What the exercise asks: Format every line in the records below as a numbered list, leaving out blank lines.
* begin *
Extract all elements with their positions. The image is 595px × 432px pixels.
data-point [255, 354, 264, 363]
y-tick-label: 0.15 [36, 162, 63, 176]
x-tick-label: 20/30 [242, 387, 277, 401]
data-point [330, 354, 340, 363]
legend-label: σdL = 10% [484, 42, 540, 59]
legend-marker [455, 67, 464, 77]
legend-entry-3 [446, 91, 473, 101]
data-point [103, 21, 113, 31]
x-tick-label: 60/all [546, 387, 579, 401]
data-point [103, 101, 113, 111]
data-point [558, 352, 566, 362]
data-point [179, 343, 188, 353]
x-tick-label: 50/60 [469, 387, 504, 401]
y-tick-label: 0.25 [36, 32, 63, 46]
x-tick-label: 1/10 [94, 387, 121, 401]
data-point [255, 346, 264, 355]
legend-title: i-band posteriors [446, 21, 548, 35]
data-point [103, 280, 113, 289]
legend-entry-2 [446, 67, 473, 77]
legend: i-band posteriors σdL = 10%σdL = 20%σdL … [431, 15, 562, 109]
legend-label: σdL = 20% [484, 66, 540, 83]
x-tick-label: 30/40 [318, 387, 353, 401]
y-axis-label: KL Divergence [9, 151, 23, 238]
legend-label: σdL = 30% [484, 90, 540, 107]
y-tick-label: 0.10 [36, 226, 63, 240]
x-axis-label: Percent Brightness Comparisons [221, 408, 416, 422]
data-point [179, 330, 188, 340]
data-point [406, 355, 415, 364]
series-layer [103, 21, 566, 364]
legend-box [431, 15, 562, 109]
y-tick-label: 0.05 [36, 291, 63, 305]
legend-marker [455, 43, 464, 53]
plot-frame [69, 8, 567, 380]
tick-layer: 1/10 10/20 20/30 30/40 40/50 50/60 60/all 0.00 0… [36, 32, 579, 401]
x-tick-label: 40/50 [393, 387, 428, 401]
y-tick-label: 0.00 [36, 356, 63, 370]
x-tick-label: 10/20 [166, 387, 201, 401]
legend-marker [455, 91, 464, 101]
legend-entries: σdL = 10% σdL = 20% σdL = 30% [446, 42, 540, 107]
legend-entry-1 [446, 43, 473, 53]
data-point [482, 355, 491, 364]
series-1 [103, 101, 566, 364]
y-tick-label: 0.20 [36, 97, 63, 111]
* end *
Response:
1. Extract all elements with their positions. The image is 595px × 432px pixels.
2. data-point [255, 354, 264, 363]
3. y-tick-label: 0.15 [36, 162, 63, 176]
4. x-tick-label: 20/30 [242, 387, 277, 401]
5. data-point [330, 354, 340, 363]
6. legend-label: σdL = 10% [484, 42, 540, 59]
7. legend-marker [455, 67, 464, 77]
8. legend-entry-3 [446, 91, 473, 101]
9. data-point [103, 21, 113, 31]
10. x-tick-label: 60/all [546, 387, 579, 401]
11. data-point [103, 101, 113, 111]
12. data-point [558, 352, 566, 362]
13. data-point [179, 343, 188, 353]
14. x-tick-label: 50/60 [469, 387, 504, 401]
15. y-tick-label: 0.25 [36, 32, 63, 46]
16. x-tick-label: 1/10 [94, 387, 121, 401]
17. data-point [255, 346, 264, 355]
18. legend-title: i-band posteriors [446, 21, 548, 35]
19. data-point [103, 280, 113, 289]
20. legend-entry-2 [446, 67, 473, 77]
21. legend: i-band posteriors σdL = 10%σdL = 20%σdL … [431, 15, 562, 109]
22. legend-label: σdL = 20% [484, 66, 540, 83]
23. x-tick-label: 30/40 [318, 387, 353, 401]
24. y-axis-label: KL Divergence [9, 151, 23, 238]
25. legend-label: σdL = 30% [484, 90, 540, 107]
26. y-tick-label: 0.10 [36, 226, 63, 240]
27. x-axis-label: Percent Brightness Comparisons [221, 408, 416, 422]
28. data-point [179, 330, 188, 340]
29. data-point [406, 355, 415, 364]
30. series-layer [103, 21, 566, 364]
31. legend-box [431, 15, 562, 109]
32. y-tick-label: 0.05 [36, 291, 63, 305]
33. legend-marker [455, 43, 464, 53]
34. plot-frame [69, 8, 567, 380]
35. tick-layer: 1/10 10/20 20/30 30/40 40/50 50/60 60/all 0.00 0… [36, 32, 579, 401]
36. x-tick-label: 40/50 [393, 387, 428, 401]
37. y-tick-label: 0.00 [36, 356, 63, 370]
38. x-tick-label: 10/20 [166, 387, 201, 401]
39. legend-marker [455, 91, 464, 101]
40. legend-entries: σdL = 10% σdL = 20% σdL = 30% [446, 42, 540, 107]
41. legend-entry-1 [446, 43, 473, 53]
42. data-point [482, 355, 491, 364]
43. series-1 [103, 101, 566, 364]
44. y-tick-label: 0.20 [36, 97, 63, 111]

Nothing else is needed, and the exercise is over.